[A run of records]
>> Begin

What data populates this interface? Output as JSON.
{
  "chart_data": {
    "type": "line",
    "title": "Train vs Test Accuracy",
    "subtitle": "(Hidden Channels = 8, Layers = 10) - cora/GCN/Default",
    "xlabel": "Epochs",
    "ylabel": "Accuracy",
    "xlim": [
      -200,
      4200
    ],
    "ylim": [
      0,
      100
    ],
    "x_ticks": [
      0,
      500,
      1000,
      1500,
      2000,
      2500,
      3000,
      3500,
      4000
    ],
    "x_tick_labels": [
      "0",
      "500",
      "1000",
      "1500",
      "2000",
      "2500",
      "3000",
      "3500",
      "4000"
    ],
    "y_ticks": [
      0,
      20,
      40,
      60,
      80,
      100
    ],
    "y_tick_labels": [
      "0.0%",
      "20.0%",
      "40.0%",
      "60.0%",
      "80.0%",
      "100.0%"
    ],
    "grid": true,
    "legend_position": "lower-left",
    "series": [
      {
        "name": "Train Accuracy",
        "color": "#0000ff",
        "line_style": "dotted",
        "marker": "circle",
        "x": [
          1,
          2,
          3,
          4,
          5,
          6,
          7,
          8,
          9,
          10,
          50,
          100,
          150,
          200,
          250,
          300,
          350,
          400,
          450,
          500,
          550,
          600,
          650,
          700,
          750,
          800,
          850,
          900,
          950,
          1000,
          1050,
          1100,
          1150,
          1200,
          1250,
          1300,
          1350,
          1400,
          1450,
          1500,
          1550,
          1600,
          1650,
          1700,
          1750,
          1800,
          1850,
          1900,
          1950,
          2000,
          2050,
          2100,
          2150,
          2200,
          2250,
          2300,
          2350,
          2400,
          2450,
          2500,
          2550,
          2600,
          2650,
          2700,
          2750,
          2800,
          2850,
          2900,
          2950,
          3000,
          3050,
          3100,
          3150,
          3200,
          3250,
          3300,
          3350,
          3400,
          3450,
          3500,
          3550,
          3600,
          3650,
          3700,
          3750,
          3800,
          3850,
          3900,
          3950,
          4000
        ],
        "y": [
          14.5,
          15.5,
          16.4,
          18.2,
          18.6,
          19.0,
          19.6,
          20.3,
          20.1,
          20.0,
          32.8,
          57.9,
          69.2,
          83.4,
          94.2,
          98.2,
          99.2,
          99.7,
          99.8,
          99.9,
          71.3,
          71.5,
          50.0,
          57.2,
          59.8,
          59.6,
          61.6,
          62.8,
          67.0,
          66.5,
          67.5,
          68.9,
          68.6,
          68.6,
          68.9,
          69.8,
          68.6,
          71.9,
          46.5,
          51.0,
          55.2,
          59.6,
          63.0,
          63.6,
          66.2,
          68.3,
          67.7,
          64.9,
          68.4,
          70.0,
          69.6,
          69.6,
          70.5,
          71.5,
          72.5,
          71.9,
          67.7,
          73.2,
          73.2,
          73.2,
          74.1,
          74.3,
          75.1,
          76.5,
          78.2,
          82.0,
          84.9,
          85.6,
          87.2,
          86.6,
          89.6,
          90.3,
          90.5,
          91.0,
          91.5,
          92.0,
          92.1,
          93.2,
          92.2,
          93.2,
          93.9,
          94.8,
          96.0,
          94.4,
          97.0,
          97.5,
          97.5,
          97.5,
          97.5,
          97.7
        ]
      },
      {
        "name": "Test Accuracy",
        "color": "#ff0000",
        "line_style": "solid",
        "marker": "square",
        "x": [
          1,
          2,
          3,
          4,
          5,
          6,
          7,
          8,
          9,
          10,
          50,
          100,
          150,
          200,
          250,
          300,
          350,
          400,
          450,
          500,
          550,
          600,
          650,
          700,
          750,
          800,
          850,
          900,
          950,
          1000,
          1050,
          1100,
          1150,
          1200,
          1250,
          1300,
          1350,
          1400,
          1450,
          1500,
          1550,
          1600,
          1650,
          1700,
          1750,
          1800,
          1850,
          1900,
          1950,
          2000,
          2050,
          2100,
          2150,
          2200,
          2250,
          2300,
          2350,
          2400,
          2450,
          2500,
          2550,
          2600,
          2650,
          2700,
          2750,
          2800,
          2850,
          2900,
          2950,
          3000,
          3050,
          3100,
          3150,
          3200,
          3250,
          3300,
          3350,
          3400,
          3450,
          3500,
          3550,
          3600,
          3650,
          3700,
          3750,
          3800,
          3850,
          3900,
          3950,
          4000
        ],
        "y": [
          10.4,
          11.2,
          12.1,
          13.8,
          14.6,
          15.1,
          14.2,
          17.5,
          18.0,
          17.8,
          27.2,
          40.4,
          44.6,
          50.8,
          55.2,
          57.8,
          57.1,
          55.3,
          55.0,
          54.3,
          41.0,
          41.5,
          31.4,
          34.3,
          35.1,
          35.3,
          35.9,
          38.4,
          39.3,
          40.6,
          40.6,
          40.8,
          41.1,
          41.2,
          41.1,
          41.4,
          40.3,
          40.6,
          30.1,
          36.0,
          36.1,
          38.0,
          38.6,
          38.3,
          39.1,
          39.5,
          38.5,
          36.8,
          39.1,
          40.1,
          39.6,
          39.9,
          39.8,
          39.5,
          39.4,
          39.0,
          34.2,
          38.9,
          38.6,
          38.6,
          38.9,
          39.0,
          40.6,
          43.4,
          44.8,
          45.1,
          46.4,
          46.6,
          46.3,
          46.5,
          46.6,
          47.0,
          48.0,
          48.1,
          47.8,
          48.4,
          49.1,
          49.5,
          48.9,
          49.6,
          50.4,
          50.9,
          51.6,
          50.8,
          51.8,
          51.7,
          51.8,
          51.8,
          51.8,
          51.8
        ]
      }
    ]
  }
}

>> End

> **Your instructions**: Copy out every line in the listing where the word "Train" appears.

> **Output for this task**:
    "title": "Train vs Test Accuracy",
        "name": "Train Accuracy",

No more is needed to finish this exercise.